▸ **Requirements**: Pictures should be excluded; otherwise, copy every entry exactly.

▸ **Entries**:
···
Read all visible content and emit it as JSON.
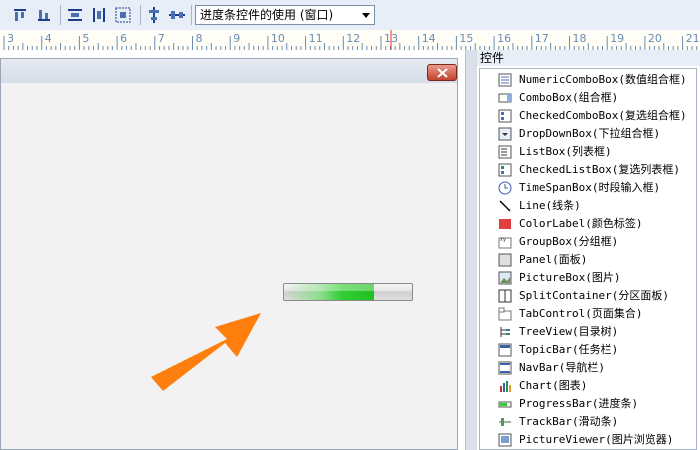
{
  "toolbar": {
    "form_select_value": "进度条控件的使用 (窗口)",
    "icons": [
      "align-top-icon",
      "align-bottom-icon",
      "space-horizontal-icon",
      "space-vertical-icon",
      "center-icon",
      "center-vertical-icon",
      "center-horizontal-icon"
    ]
  },
  "ruler": {
    "labels": [
      "3",
      "4",
      "5",
      "6",
      "7",
      "8",
      "9",
      "10",
      "11",
      "12",
      "13",
      "14",
      "15",
      "16",
      "17",
      "18",
      "19",
      "20",
      "21"
    ]
  },
  "form": {
    "close_icon": "close-icon"
  },
  "progress_bar": {
    "value_fraction": 0.7
  },
  "annotation": {
    "arrow_color": "#ff7f0e"
  },
  "toolbox": {
    "title": "控件",
    "items": [
      {
        "label": "NumericComboBox(数值组合框)",
        "icon": "numeric-combobox-icon"
      },
      {
        "label": "ComboBox(组合框)",
        "icon": "combobox-icon"
      },
      {
        "label": "CheckedComboBox(复选组合框)",
        "icon": "checked-combobox-icon"
      },
      {
        "label": "DropDownBox(下拉组合框)",
        "icon": "dropdownbox-icon"
      },
      {
        "label": "ListBox(列表框)",
        "icon": "listbox-icon"
      },
      {
        "label": "CheckedListBox(复选列表框)",
        "icon": "checked-listbox-icon"
      },
      {
        "label": "TimeSpanBox(时段输入框)",
        "icon": "clock-icon"
      },
      {
        "label": "Line(线条)",
        "icon": "line-icon"
      },
      {
        "label": "ColorLabel(颜色标签)",
        "icon": "color-label-icon"
      },
      {
        "label": "GroupBox(分组框)",
        "icon": "groupbox-icon"
      },
      {
        "label": "Panel(面板)",
        "icon": "panel-icon"
      },
      {
        "label": "PictureBox(图片)",
        "icon": "picture-icon"
      },
      {
        "label": "SplitContainer(分区面板)",
        "icon": "split-container-icon"
      },
      {
        "label": "TabControl(页面集合)",
        "icon": "tab-control-icon"
      },
      {
        "label": "TreeView(目录树)",
        "icon": "treeview-icon"
      },
      {
        "label": "TopicBar(任务栏)",
        "icon": "topicbar-icon"
      },
      {
        "label": "NavBar(导航栏)",
        "icon": "navbar-icon"
      },
      {
        "label": "Chart(图表)",
        "icon": "chart-icon"
      },
      {
        "label": "ProgressBar(进度条)",
        "icon": "progressbar-icon"
      },
      {
        "label": "TrackBar(滑动条)",
        "icon": "trackbar-icon"
      },
      {
        "label": "PictureViewer(图片浏览器)",
        "icon": "picture-viewer-icon"
      }
    ]
  }
}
···
▸ **Task response**:
Read all visible content and emit it as JSON.
{
  "toolbar": {
    "form_select_value": "进度条控件的使用 (窗口)",
    "icons": [
      "align-top-icon",
      "align-bottom-icon",
      "space-horizontal-icon",
      "space-vertical-icon",
      "center-icon",
      "center-vertical-icon",
      "center-horizontal-icon"
    ]
  },
  "ruler": {
    "labels": [
      "3",
      "4",
      "5",
      "6",
      "7",
      "8",
      "9",
      "10",
      "11",
      "12",
      "13",
      "14",
      "15",
      "16",
      "17",
      "18",
      "19",
      "20",
      "21"
    ]
  },
  "form": {
    "close_icon": "close-icon"
  },
  "progress_bar": {
    "value_fraction": 0.7
  },
  "annotation": {
    "arrow_color": "#ff7f0e"
  },
  "toolbox": {
    "title": "控件",
    "items": [
      {
        "label": "NumericComboBox(数值组合框)",
        "icon": "numeric-combobox-icon"
      },
      {
        "label": "ComboBox(组合框)",
        "icon": "combobox-icon"
      },
      {
        "label": "CheckedComboBox(复选组合框)",
        "icon": "checked-combobox-icon"
      },
      {
        "label": "DropDownBox(下拉组合框)",
        "icon": "dropdownbox-icon"
      },
      {
        "label": "ListBox(列表框)",
        "icon": "listbox-icon"
      },
      {
        "label": "CheckedListBox(复选列表框)",
        "icon": "checked-listbox-icon"
      },
      {
        "label": "TimeSpanBox(时段输入框)",
        "icon": "clock-icon"
      },
      {
        "label": "Line(线条)",
        "icon": "line-icon"
      },
      {
        "label": "ColorLabel(颜色标签)",
        "icon": "color-label-icon"
      },
      {
        "label": "GroupBox(分组框)",
        "icon": "groupbox-icon"
      },
      {
        "label": "Panel(面板)",
        "icon": "panel-icon"
      },
      {
        "label": "PictureBox(图片)",
        "icon": "picture-icon"
      },
      {
        "label": "SplitContainer(分区面板)",
        "icon": "split-container-icon"
      },
      {
        "label": "TabControl(页面集合)",
        "icon": "tab-control-icon"
      },
      {
        "label": "TreeView(目录树)",
        "icon": "treeview-icon"
      },
      {
        "label": "TopicBar(任务栏)",
        "icon": "topicbar-icon"
      },
      {
        "label": "NavBar(导航栏)",
        "icon": "navbar-icon"
      },
      {
        "label": "Chart(图表)",
        "icon": "chart-icon"
      },
      {
        "label": "ProgressBar(进度条)",
        "icon": "progressbar-icon"
      },
      {
        "label": "TrackBar(滑动条)",
        "icon": "trackbar-icon"
      },
      {
        "label": "PictureViewer(图片浏览器)",
        "icon": "picture-viewer-icon"
      }
    ]
  }
}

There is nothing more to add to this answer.